__PROBLEM DETAILS__
Pictures do not belong in the copy; restate the records below word for word.

(Rows from a dataset)
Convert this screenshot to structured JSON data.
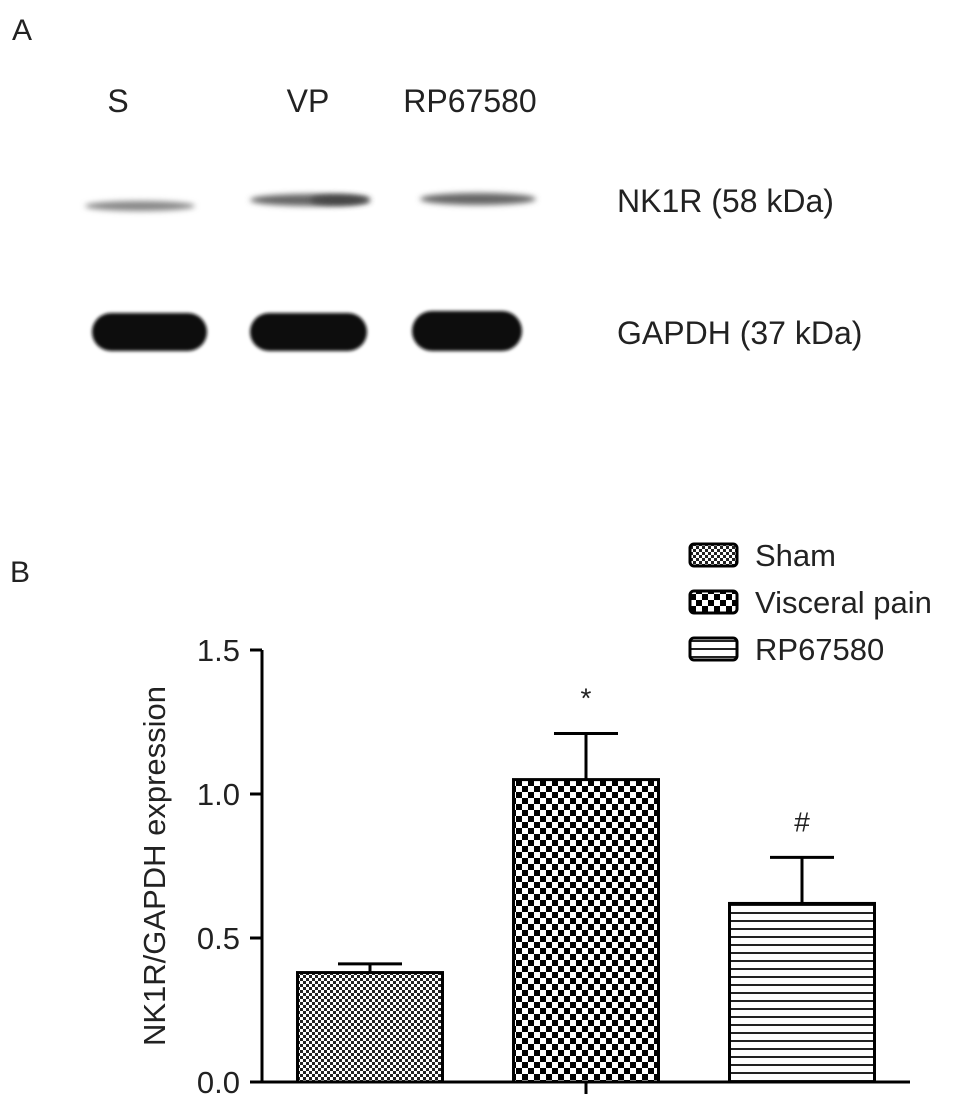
{
  "panel_labels": [
    "A",
    "B"
  ],
  "blot": {
    "lanes": [
      "S",
      "VP",
      "RP67580"
    ],
    "bands": [
      "NK1R (58 kDa)",
      "GAPDH (37 kDa)"
    ]
  },
  "chart_data": {
    "type": "bar",
    "ylabel": "NK1R/GAPDH expression",
    "ylim": [
      0,
      1.5
    ],
    "yticks": [
      {
        "value": 0,
        "label": "0.0"
      },
      0.5,
      {
        "value": 1,
        "label": "1.0"
      },
      {
        "value": 1.5,
        "label": "1.5"
      }
    ],
    "series": [
      {
        "name": "Sham",
        "color": "#000000",
        "values": [
          0.38
        ],
        "errors": [
          0.03
        ]
      },
      {
        "name": "Visceral pain",
        "color": "#000000",
        "values": [
          1.05
        ],
        "errors": [
          0.16
        ],
        "annotation": "*"
      },
      {
        "name": "RP67580",
        "color": "#000000",
        "values": [
          0.62
        ],
        "errors": [
          0.16
        ],
        "annotation": "#"
      }
    ]
  }
}
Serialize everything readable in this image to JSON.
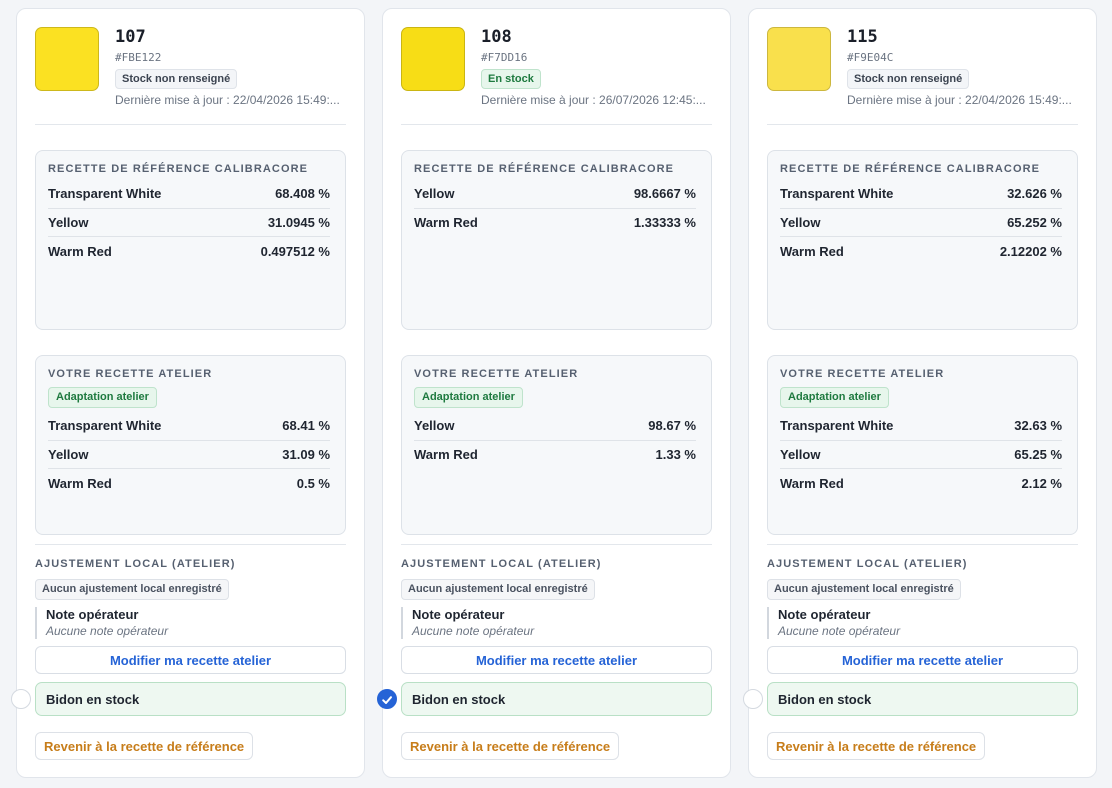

__ANSWER TO THIS EXERCISE__
Convert this screenshot to structured JSON data.
{
  "panel_labels": [
    "A",
    "B"
  ],
  "blot": {
    "lanes": [
      "S",
      "VP",
      "RP67580"
    ],
    "bands": [
      "NK1R (58 kDa)",
      "GAPDH (37 kDa)"
    ]
  },
  "chart_data": {
    "type": "bar",
    "ylabel": "NK1R/GAPDH expression",
    "ylim": [
      0,
      1.5
    ],
    "yticks": [
      {
        "value": 0,
        "label": "0.0"
      },
      0.5,
      {
        "value": 1,
        "label": "1.0"
      },
      {
        "value": 1.5,
        "label": "1.5"
      }
    ],
    "series": [
      {
        "name": "Sham",
        "color": "#000000",
        "values": [
          0.38
        ],
        "errors": [
          0.03
        ]
      },
      {
        "name": "Visceral pain",
        "color": "#000000",
        "values": [
          1.05
        ],
        "errors": [
          0.16
        ],
        "annotation": "*"
      },
      {
        "name": "RP67580",
        "color": "#000000",
        "values": [
          0.62
        ],
        "errors": [
          0.16
        ],
        "annotation": "#"
      }
    ]
  }
}
Serialize everything readable in this image to JSON.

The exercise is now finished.